(THE EXERCISE) Copy the lines below verbatim, beginning at the line that contains "Patent image size: (1020, 512)." and stopping after the line that contains "The cover 8 is at (650, 308).".

(Collected data)
= = =
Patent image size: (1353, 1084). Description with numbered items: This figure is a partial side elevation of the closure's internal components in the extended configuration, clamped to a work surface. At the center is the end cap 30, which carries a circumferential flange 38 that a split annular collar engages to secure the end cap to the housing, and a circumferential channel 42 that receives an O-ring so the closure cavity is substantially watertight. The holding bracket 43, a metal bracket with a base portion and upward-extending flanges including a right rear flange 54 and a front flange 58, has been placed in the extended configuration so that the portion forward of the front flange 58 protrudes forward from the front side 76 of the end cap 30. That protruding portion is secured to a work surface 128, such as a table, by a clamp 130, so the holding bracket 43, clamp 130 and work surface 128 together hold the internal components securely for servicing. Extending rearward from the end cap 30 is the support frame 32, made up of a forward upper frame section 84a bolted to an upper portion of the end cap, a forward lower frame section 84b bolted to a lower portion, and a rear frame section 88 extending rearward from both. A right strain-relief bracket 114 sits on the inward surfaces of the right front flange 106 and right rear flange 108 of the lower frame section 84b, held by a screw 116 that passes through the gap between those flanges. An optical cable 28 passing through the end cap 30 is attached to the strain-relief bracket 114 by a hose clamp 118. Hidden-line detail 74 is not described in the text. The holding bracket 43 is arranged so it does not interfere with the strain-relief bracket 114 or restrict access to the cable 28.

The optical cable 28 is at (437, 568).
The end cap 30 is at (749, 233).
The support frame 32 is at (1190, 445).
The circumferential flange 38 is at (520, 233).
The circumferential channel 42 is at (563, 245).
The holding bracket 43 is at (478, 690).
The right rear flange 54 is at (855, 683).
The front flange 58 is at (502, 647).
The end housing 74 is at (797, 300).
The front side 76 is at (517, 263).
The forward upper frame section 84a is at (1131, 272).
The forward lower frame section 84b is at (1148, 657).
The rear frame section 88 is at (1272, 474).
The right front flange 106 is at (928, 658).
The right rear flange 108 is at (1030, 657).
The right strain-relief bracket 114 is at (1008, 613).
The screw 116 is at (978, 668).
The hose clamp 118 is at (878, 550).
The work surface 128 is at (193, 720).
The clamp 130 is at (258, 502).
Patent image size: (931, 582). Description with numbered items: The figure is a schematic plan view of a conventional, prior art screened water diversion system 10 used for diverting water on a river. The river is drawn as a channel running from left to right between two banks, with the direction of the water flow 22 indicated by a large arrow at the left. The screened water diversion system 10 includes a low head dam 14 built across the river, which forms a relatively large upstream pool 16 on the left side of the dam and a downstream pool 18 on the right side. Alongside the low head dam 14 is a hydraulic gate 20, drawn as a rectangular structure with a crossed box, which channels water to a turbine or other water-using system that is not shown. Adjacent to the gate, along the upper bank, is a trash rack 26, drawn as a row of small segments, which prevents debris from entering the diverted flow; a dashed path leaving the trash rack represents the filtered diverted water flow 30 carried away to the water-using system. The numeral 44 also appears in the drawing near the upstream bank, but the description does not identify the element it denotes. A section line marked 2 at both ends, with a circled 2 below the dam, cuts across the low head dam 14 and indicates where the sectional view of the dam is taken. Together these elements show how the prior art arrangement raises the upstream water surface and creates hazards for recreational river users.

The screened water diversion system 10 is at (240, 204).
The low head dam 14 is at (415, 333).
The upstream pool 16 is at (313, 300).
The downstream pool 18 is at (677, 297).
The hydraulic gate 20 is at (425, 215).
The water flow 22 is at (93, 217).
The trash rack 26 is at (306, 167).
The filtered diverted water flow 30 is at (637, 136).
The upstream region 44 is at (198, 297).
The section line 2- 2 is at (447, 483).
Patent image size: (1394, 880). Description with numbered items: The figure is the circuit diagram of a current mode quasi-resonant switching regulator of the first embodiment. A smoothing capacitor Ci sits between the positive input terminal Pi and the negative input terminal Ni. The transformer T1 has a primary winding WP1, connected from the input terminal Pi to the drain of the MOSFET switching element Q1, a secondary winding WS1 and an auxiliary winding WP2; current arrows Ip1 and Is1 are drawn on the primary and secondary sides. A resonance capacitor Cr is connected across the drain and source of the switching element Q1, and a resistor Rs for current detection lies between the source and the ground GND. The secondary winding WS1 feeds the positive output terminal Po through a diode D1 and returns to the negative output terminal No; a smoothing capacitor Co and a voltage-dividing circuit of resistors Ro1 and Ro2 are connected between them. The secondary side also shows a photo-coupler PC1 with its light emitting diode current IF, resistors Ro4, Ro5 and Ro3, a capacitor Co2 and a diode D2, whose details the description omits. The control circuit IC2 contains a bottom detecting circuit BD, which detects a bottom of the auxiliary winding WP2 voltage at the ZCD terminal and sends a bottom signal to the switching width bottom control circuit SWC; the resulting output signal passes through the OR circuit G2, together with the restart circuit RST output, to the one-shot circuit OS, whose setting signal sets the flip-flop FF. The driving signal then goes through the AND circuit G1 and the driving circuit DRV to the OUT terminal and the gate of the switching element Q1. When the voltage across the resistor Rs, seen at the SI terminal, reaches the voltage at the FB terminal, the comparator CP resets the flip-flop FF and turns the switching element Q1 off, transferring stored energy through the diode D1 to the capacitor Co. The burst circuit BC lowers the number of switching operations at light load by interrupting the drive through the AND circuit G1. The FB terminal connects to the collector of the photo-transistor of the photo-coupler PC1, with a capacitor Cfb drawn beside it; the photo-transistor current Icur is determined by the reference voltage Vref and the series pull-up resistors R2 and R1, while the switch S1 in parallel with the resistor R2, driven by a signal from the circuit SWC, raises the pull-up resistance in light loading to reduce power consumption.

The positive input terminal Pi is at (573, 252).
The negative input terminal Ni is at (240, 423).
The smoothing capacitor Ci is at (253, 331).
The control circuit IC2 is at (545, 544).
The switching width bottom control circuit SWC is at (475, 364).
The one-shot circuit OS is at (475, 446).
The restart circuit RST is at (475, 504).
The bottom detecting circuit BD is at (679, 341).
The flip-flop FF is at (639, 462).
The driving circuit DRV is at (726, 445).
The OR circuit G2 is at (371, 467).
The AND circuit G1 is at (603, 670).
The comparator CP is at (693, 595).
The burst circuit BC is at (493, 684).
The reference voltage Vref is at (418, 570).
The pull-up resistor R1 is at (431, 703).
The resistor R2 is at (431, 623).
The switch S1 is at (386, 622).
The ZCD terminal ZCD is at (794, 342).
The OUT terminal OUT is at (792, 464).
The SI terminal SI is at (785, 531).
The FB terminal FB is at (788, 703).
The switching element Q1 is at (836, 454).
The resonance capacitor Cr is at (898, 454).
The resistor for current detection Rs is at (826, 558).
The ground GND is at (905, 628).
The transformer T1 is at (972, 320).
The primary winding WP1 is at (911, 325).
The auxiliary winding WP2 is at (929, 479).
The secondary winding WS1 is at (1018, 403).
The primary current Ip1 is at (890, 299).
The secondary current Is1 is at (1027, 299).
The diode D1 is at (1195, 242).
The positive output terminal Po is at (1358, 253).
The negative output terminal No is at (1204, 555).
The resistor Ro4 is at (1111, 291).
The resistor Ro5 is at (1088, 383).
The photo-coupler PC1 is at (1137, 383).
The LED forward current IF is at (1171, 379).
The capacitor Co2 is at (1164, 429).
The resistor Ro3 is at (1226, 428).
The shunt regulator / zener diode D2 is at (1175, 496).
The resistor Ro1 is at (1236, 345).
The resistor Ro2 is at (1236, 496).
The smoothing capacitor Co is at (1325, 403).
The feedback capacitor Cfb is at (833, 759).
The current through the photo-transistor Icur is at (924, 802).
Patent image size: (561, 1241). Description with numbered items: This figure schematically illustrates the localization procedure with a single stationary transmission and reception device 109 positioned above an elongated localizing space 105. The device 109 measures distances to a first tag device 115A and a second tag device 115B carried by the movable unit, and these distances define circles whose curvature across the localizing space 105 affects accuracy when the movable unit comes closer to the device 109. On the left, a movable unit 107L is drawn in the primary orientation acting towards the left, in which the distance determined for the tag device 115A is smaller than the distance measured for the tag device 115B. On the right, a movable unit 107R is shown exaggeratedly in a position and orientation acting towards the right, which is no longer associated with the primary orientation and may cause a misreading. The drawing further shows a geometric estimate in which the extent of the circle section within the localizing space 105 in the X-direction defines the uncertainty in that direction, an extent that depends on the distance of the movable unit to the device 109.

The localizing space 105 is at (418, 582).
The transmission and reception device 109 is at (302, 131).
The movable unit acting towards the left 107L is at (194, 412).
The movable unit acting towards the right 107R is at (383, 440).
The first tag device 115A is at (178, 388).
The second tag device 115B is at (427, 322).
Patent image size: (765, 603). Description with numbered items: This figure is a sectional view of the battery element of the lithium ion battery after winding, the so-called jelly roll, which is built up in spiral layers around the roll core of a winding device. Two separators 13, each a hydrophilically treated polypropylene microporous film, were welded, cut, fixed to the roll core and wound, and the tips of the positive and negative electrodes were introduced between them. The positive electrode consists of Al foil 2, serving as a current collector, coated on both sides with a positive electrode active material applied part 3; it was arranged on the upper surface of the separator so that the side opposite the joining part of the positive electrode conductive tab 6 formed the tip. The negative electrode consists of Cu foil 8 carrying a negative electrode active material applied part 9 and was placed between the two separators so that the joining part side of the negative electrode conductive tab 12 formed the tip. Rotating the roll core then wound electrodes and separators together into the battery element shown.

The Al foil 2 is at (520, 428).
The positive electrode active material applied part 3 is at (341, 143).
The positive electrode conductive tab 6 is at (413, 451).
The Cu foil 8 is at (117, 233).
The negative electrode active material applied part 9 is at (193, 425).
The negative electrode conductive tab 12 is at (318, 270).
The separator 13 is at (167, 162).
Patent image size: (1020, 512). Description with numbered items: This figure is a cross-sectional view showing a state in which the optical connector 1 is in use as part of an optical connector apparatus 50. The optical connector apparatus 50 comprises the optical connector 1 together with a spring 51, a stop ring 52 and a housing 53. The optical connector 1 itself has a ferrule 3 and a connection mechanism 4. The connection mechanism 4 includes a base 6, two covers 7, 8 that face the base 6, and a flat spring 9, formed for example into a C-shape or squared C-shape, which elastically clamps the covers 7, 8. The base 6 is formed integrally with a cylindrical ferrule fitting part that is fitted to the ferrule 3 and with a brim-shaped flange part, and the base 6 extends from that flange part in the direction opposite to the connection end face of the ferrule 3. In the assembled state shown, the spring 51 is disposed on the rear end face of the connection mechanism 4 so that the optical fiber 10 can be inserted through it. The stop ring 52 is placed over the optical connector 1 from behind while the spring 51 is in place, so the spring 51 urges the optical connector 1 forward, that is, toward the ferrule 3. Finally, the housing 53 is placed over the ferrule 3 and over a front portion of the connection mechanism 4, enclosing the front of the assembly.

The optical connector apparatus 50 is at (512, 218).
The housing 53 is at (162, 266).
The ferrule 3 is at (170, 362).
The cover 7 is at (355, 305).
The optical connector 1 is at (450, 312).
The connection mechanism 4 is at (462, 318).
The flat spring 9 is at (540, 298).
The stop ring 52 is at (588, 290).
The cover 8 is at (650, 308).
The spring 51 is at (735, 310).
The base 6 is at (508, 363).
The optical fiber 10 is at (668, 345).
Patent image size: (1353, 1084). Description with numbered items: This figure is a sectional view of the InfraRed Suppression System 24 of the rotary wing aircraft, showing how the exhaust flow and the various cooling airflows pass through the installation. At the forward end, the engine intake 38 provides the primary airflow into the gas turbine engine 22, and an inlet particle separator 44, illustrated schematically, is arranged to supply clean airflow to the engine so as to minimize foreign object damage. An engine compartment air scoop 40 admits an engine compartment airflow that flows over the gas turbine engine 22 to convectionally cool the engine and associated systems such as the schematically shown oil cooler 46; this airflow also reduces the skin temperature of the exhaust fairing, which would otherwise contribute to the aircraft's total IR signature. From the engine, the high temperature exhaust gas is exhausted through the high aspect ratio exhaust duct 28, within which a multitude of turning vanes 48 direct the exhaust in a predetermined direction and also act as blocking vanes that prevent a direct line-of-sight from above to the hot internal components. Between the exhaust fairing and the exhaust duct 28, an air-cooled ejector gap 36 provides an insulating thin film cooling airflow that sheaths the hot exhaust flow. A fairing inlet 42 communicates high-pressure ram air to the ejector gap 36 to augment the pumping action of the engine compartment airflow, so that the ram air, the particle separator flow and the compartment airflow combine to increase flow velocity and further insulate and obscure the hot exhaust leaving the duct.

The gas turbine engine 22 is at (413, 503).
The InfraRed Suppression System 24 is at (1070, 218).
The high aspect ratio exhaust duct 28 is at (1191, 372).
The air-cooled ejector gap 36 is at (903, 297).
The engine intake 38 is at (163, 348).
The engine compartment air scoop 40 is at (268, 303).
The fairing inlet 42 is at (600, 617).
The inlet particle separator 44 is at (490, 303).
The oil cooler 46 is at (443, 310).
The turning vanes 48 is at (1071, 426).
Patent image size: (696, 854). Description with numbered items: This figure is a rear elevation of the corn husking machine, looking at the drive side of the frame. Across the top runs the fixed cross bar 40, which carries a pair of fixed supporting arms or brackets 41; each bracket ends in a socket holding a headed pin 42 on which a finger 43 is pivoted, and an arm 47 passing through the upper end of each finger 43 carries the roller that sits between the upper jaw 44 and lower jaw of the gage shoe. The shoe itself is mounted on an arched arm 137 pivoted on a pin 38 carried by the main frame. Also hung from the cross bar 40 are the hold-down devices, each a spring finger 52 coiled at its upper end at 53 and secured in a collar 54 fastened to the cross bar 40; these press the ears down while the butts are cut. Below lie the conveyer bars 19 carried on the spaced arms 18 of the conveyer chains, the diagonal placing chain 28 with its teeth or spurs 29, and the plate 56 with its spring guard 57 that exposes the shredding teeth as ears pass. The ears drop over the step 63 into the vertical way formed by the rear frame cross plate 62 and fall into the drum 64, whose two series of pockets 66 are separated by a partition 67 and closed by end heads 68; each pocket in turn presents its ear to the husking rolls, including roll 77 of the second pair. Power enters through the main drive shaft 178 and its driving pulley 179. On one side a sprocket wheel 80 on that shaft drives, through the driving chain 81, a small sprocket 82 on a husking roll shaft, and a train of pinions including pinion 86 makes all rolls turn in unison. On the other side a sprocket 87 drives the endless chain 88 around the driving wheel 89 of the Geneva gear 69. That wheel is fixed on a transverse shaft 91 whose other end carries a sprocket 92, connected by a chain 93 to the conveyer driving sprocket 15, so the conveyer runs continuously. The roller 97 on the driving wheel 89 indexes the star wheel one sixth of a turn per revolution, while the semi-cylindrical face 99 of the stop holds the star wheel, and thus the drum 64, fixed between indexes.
= = =
(COMPLETED TASK)
Patent image size: (1020, 512). Description with numbered items: This figure is a cross-sectional view showing a state in which the optical connector 1 is in use as part of an optical connector apparatus 50. The optical connector apparatus 50 comprises the optical connector 1 together with a spring 51, a stop ring 52 and a housing 53. The optical connector 1 itself has a ferrule 3 and a connection mechanism 4. The connection mechanism 4 includes a base 6, two covers 7, 8 that face the base 6, and a flat spring 9, formed for example into a C-shape or squared C-shape, which elastically clamps the covers 7, 8. The base 6 is formed integrally with a cylindrical ferrule fitting part that is fitted to the ferrule 3 and with a brim-shaped flange part, and the base 6 extends from that flange part in the direction opposite to the connection end face of the ferrule 3. In the assembled state shown, the spring 51 is disposed on the rear end face of the connection mechanism 4 so that the optical fiber 10 can be inserted through it. The stop ring 52 is placed over the optical connector 1 from behind while the spring 51 is in place, so the spring 51 urges the optical connector 1 forward, that is, toward the ferrule 3. Finally, the housing 53 is placed over the ferrule 3 and over a front portion of the connection mechanism 4, enclosing the front of the assembly.

The optical connector apparatus 50 is at (512, 218).
The housing 53 is at (162, 266).
The ferrule 3 is at (170, 362).
The cover 7 is at (355, 305).
The optical connector 1 is at (450, 312).
The connection mechanism 4 is at (462, 318).
The flat spring 9 is at (540, 298).
The stop ring 52 is at (588, 290).
The cover 8 is at (650, 308).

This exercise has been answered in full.